Raw records
------------------------------------------------------------------------
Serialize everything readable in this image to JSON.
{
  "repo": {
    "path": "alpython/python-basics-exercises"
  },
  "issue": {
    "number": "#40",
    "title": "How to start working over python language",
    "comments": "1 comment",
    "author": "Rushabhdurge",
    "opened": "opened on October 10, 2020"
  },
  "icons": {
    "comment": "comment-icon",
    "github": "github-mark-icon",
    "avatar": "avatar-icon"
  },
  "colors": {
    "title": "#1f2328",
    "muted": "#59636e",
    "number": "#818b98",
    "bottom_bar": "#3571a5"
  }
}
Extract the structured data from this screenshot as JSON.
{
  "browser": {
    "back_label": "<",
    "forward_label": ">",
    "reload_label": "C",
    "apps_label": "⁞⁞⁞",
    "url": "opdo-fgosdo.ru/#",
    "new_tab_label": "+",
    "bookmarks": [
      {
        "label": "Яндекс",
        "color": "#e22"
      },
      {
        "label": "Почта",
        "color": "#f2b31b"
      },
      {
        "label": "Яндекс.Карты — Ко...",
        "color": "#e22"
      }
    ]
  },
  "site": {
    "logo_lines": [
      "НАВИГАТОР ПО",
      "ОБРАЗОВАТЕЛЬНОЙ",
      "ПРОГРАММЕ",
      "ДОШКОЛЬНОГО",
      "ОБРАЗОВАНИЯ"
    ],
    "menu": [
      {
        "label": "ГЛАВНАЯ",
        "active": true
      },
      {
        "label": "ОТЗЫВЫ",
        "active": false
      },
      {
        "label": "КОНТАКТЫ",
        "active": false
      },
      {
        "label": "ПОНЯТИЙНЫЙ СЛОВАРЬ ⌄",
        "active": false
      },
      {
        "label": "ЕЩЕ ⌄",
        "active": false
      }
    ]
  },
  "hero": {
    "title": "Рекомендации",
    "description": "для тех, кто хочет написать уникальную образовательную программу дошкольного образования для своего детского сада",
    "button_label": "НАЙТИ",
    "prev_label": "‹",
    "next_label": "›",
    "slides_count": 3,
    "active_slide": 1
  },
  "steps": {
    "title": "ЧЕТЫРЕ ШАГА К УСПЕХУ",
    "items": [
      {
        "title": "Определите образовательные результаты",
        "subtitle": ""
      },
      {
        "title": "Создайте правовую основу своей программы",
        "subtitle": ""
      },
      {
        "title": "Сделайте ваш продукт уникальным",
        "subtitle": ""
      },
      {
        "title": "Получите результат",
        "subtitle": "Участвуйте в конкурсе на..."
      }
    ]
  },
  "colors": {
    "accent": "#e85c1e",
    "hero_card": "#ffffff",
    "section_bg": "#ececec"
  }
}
------------------------------------------------------------------------
■ OBJECTIVE ■
Across the records above, count the lines holding "JSON" and reply with that number alone.

■ EXERCISE RESPONSE ■
2